[Start of DATASET ROWS]
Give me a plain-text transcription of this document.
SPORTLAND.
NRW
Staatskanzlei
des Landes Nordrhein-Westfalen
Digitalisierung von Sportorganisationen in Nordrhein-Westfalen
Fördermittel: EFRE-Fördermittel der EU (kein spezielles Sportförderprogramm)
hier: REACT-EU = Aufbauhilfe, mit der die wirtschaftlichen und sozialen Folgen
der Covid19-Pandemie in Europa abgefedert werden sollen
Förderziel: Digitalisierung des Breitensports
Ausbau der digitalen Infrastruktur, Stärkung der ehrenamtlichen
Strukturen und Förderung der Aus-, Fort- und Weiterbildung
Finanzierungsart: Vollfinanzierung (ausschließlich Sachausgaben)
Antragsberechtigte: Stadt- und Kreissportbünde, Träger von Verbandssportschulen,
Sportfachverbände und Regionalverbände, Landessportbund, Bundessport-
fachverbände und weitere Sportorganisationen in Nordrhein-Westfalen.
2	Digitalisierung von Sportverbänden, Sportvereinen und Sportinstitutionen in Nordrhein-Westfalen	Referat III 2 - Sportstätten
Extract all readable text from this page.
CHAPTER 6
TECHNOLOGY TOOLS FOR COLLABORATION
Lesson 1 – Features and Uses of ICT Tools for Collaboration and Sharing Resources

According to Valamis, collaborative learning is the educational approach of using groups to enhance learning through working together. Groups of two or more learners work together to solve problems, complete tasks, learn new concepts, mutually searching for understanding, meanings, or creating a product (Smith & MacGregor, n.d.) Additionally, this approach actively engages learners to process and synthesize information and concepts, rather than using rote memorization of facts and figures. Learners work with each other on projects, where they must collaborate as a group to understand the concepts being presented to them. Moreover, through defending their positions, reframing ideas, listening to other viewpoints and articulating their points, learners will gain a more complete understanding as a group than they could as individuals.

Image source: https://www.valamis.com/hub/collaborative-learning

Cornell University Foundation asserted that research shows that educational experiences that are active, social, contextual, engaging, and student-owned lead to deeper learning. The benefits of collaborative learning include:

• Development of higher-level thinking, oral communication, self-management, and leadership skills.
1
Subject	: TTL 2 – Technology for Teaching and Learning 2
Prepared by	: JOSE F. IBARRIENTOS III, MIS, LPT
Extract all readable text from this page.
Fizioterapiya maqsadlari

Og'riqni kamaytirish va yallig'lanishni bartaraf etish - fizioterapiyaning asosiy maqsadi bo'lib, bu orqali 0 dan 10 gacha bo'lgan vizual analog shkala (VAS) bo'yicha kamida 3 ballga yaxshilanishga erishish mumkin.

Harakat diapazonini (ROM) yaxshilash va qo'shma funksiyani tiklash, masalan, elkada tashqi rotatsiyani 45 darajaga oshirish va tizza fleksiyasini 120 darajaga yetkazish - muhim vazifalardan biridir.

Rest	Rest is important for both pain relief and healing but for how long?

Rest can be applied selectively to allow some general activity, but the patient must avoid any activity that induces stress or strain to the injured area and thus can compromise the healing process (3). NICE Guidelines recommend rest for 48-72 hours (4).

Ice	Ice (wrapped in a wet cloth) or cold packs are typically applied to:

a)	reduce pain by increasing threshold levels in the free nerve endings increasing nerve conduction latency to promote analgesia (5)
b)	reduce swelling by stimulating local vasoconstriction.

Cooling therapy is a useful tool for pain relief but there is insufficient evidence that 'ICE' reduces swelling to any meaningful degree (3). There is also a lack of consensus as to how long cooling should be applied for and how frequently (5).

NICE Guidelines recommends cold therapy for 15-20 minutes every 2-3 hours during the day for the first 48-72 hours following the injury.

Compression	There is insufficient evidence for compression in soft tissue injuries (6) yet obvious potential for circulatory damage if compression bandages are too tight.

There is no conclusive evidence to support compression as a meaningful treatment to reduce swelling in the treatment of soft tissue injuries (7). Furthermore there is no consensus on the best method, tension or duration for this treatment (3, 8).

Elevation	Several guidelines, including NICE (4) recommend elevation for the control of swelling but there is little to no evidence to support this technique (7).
[End of DATASET ROWS]
*STATED EXERCISE*
Select every line in the records above that contains the word "Westfalen".

*ANSWER BELOW*
des Landes Nordrhein-Westfalen
Digitalisierung von Sportorganisationen in Nordrhein-Westfalen
fachverbände und weitere Sportorganisationen in Nordrhein-Westfalen.
2	Digitalisierung von Sportverbänden, Sportvereinen und Sportinstitutionen in Nordrhein-Westfalen	Referat III 2 - Sportstätten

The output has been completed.